STATED GOAL: Give every line of the records below as a JSON list of strings, one string per line, leaving out blank lines.
#### SUPPLIED MATERIAL ####
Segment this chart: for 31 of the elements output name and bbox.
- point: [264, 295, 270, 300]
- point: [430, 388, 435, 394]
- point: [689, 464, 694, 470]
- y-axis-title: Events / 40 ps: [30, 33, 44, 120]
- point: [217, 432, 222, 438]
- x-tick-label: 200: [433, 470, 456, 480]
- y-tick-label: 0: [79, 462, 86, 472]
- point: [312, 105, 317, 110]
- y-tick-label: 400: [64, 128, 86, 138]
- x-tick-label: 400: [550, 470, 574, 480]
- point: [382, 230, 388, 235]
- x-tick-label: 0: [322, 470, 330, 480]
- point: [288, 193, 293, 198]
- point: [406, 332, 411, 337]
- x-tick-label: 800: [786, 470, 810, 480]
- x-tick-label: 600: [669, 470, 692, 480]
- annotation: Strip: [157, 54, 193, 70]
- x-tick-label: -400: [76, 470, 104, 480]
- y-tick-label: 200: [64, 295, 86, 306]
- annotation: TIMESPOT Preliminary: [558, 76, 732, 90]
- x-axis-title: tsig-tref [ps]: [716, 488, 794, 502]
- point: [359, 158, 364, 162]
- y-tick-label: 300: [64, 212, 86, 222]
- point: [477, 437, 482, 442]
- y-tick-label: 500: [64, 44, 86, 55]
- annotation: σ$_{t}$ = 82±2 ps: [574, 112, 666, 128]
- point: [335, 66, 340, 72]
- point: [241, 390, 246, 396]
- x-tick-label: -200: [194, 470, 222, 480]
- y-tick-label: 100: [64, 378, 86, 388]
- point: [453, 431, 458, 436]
####
WRITTEN RESPONSE:
[
  "Segment this chart: for 31 of the elements output name and bbox.",
  "- point: [264, 295, 270, 300]",
  "- point: [430, 388, 435, 394]",
  "- point: [689, 464, 694, 470]",
  "- y-axis-title: Events / 40 ps: [30, 33, 44, 120]",
  "- point: [217, 432, 222, 438]",
  "- x-tick-label: 200: [433, 470, 456, 480]",
  "- y-tick-label: 0: [79, 462, 86, 472]",
  "- point: [312, 105, 317, 110]",
  "- y-tick-label: 400: [64, 128, 86, 138]",
  "- x-tick-label: 400: [550, 470, 574, 480]",
  "- point: [382, 230, 388, 235]",
  "- x-tick-label: 0: [322, 470, 330, 480]",
  "- point: [288, 193, 293, 198]",
  "- point: [406, 332, 411, 337]",
  "- x-tick-label: 800: [786, 470, 810, 480]",
  "- x-tick-label: 600: [669, 470, 692, 480]",
  "- annotation: Strip: [157, 54, 193, 70]",
  "- x-tick-label: -400: [76, 470, 104, 480]",
  "- y-tick-label: 200: [64, 295, 86, 306]",
  "- annotation: TIMESPOT Preliminary: [558, 76, 732, 90]",
  "- x-axis-title: tsig-tref [ps]: [716, 488, 794, 502]",
  "- point: [359, 158, 364, 162]",
  "- y-tick-label: 300: [64, 212, 86, 222]",
  "- point: [477, 437, 482, 442]",
  "- y-tick-label: 500: [64, 44, 86, 55]",
  "- annotation: σ$_{t}$ = 82±2 ps: [574, 112, 666, 128]",
  "- point: [335, 66, 340, 72]",
  "- point: [241, 390, 246, 396]",
  "- x-tick-label: -200: [194, 470, 222, 480]",
  "- y-tick-label: 100: [64, 378, 86, 388]",
  "- point: [453, 431, 458, 436]"
]